Problem requirements
How many lines in the records below hold the string "close"? Answer with the number alone.

[Excerpt from a dataset]
◆ ◆ ◆ ◆ ◆ ◆ ◆

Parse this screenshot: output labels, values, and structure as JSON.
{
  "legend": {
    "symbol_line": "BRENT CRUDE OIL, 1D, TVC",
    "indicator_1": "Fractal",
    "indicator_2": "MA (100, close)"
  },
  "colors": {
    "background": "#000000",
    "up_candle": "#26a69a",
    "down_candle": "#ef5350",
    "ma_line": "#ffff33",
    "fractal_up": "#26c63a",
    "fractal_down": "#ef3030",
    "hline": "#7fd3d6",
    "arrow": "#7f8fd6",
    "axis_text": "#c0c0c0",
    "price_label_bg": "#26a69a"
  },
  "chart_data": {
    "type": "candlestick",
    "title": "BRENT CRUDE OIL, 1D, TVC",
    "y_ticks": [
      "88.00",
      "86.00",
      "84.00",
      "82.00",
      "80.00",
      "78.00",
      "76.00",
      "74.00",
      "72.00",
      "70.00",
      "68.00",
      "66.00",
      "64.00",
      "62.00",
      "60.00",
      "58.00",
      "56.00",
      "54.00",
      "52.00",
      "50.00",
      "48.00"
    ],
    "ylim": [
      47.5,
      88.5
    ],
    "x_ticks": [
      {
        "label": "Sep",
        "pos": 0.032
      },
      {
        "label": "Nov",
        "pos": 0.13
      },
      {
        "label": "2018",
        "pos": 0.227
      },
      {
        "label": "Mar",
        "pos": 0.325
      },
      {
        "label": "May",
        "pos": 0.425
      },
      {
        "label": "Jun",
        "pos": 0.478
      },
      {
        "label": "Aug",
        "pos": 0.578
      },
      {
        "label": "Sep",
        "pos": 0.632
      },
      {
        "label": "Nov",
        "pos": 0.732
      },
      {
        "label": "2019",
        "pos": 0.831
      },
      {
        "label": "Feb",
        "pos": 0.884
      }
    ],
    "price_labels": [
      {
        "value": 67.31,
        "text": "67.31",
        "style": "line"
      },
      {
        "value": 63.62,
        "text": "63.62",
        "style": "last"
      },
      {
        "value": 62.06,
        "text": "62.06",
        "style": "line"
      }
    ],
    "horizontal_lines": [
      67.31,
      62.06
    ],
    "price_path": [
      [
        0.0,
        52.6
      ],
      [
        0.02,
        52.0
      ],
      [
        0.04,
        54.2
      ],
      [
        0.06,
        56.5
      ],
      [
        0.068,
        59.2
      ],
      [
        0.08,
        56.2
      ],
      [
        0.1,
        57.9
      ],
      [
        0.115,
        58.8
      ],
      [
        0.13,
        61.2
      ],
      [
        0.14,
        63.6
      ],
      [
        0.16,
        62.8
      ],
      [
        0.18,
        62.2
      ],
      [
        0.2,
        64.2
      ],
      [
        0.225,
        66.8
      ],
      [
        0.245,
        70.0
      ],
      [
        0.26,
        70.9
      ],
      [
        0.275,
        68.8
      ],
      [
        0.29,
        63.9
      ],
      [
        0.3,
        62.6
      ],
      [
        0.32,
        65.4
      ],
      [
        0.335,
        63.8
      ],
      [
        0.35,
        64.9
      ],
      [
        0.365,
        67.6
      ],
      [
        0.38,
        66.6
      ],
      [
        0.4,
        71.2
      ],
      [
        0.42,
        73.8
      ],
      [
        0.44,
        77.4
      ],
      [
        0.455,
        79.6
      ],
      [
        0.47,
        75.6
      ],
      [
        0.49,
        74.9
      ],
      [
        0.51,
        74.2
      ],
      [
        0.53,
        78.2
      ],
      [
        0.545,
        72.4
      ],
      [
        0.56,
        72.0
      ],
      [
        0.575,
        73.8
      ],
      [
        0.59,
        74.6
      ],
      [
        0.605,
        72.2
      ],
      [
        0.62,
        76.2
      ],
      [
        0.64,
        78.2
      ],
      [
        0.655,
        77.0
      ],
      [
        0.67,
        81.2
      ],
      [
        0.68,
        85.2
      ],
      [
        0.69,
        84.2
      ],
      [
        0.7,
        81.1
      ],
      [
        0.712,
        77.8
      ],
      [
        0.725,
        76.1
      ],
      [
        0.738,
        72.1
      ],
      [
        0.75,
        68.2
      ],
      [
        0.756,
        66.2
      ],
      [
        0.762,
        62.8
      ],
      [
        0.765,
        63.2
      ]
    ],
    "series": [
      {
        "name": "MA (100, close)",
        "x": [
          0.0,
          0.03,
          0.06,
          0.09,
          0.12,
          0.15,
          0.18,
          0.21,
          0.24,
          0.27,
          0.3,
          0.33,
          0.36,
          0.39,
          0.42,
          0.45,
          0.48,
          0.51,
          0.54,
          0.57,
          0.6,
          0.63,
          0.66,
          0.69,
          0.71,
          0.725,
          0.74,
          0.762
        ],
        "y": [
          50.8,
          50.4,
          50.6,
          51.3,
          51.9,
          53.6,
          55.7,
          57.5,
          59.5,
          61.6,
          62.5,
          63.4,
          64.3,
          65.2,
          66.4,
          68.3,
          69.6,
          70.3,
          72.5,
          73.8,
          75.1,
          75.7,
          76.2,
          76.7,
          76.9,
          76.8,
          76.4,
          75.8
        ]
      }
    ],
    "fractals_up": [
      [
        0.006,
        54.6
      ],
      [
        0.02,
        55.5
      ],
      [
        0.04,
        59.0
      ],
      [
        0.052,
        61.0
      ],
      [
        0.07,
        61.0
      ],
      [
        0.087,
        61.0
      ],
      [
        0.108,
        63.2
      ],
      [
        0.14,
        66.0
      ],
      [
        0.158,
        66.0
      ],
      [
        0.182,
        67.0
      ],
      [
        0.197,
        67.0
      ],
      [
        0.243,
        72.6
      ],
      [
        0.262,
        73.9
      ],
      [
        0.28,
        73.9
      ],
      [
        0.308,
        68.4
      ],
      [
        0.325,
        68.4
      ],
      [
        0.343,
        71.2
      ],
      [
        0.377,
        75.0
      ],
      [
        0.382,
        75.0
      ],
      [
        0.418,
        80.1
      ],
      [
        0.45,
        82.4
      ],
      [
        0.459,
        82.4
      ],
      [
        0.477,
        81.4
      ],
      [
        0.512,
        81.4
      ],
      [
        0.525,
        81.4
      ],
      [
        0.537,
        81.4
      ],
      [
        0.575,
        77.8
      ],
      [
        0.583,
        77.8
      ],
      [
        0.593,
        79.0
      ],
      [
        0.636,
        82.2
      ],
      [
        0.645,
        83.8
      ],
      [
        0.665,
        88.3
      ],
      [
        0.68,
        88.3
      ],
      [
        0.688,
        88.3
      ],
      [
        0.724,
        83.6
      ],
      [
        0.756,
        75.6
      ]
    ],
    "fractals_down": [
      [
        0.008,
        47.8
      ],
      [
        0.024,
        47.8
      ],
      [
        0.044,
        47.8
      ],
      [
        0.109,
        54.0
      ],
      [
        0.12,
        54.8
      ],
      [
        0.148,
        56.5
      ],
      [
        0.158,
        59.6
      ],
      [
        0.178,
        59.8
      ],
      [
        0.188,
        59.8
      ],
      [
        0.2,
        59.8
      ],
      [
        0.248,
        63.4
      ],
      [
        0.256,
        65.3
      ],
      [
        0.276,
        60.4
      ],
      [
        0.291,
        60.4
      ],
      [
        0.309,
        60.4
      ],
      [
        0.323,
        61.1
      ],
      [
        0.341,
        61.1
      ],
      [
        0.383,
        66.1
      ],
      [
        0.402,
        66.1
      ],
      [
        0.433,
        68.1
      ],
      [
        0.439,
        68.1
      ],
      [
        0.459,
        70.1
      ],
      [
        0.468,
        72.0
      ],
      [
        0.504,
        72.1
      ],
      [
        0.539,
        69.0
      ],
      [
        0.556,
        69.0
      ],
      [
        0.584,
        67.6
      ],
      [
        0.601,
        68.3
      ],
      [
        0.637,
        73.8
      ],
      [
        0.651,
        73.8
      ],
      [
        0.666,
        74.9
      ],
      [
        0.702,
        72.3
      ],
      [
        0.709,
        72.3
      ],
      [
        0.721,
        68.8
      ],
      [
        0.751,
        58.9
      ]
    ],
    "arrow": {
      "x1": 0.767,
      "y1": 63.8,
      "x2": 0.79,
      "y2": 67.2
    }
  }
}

◆ ◆ ◆ ◆ ◆ ◆ ◆

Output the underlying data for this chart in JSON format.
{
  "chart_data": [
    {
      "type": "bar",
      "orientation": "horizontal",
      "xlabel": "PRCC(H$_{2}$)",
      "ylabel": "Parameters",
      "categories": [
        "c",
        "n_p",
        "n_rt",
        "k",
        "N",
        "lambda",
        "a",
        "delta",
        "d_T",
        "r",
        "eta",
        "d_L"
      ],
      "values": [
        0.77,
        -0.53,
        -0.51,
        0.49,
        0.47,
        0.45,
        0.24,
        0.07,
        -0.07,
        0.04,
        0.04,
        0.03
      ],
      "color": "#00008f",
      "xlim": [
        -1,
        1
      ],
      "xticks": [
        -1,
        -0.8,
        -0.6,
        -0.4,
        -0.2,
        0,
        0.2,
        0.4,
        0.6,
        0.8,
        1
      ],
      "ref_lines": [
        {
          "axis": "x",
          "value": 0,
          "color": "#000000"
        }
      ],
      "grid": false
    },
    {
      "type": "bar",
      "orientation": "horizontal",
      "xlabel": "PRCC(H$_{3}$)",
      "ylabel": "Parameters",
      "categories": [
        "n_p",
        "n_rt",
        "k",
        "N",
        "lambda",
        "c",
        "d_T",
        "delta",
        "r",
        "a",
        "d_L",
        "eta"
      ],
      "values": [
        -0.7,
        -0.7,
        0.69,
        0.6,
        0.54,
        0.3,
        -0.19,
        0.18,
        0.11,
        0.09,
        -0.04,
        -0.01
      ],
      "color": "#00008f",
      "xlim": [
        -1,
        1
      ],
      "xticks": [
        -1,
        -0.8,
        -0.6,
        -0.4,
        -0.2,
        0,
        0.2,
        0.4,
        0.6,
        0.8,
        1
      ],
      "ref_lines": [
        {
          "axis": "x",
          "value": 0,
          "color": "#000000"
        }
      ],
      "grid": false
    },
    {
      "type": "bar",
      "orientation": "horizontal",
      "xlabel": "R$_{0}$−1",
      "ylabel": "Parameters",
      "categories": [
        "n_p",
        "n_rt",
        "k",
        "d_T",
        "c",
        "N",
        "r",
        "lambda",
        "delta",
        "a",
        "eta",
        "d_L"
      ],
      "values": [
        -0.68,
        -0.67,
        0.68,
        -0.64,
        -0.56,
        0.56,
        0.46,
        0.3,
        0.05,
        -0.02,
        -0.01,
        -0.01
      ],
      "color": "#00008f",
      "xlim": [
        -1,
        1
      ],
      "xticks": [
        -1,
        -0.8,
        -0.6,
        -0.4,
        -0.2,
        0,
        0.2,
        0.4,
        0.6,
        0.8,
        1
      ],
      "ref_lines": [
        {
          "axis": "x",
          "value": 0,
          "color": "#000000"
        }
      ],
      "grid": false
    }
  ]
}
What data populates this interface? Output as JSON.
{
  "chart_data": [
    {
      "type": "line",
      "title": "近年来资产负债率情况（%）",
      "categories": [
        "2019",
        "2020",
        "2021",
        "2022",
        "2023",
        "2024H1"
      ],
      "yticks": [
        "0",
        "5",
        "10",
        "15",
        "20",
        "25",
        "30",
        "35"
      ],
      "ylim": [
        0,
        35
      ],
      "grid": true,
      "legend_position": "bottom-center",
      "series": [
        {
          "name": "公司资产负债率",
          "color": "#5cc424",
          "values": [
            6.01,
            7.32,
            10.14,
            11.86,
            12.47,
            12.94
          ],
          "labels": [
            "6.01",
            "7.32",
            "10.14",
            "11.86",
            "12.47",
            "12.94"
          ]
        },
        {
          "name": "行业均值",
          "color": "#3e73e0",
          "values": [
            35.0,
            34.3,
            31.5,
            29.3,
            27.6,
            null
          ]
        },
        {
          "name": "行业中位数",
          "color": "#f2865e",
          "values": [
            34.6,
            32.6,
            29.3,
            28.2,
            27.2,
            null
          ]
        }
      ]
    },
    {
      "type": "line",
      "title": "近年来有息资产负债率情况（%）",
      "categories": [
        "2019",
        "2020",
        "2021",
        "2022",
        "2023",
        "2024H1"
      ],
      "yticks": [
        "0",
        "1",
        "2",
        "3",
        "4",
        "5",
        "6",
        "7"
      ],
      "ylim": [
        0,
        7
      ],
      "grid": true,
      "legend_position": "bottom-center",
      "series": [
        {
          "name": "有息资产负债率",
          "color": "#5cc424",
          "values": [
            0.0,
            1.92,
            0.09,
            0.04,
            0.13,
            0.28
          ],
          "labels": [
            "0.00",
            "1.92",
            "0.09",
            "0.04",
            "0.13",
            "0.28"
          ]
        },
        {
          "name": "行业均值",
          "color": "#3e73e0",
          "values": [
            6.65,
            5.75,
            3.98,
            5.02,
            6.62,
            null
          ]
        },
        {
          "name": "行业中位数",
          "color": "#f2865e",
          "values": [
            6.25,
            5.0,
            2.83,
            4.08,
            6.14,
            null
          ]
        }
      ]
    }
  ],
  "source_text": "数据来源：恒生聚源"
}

◆ ◆ ◆ ◆ ◆ ◆ ◆

Output for this exercise
2